(Saved data entries)
-------
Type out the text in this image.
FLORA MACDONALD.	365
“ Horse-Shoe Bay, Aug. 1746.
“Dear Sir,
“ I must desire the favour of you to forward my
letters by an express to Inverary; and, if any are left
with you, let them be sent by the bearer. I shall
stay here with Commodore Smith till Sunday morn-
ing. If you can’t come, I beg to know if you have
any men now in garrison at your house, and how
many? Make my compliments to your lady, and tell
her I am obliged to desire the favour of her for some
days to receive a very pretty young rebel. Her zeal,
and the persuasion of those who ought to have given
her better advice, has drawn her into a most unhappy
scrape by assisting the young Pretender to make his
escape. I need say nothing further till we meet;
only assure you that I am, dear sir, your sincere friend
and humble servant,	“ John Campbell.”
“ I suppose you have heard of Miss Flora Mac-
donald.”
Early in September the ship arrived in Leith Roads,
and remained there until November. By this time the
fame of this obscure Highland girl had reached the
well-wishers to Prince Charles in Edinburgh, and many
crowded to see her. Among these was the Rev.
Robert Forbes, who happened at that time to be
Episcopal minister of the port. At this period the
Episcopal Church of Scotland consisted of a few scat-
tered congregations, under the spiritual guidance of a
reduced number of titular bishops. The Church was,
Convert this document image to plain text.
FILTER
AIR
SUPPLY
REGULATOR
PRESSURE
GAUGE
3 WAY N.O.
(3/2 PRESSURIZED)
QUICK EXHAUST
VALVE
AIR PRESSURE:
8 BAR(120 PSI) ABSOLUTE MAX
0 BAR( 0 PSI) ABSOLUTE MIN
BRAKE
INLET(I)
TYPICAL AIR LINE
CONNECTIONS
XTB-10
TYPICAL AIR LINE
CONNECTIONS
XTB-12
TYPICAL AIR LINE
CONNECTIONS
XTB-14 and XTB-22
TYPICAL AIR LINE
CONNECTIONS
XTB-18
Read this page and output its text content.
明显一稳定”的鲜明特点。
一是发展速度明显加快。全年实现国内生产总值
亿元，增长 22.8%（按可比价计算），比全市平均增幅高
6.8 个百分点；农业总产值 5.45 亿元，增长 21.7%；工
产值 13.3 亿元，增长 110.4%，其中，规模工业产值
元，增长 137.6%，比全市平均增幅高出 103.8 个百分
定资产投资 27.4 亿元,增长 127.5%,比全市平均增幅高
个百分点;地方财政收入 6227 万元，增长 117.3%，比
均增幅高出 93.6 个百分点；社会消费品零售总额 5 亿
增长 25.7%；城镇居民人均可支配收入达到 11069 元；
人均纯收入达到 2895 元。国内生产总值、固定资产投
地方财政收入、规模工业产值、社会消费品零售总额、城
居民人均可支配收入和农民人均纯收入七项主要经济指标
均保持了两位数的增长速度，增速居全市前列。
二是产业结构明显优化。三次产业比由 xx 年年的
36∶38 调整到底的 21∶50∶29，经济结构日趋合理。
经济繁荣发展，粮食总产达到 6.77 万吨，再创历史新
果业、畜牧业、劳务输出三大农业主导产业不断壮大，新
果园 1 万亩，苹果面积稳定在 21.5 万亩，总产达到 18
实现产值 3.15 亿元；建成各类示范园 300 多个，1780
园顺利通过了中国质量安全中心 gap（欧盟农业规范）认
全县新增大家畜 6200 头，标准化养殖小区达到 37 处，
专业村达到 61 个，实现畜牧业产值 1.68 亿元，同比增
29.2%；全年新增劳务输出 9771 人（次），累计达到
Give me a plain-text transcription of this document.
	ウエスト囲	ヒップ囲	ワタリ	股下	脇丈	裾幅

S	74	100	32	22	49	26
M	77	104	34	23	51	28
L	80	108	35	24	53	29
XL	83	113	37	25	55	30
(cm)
-------
YOUR INSTRUCTIONS:
From the data above, copy each line that holds "地方财政收入".

REPLY:
个百分点;地方财政收入 6227 万元，增长 117.3%，比
地方财政收入、规模工业产值、社会消费品零售总额、城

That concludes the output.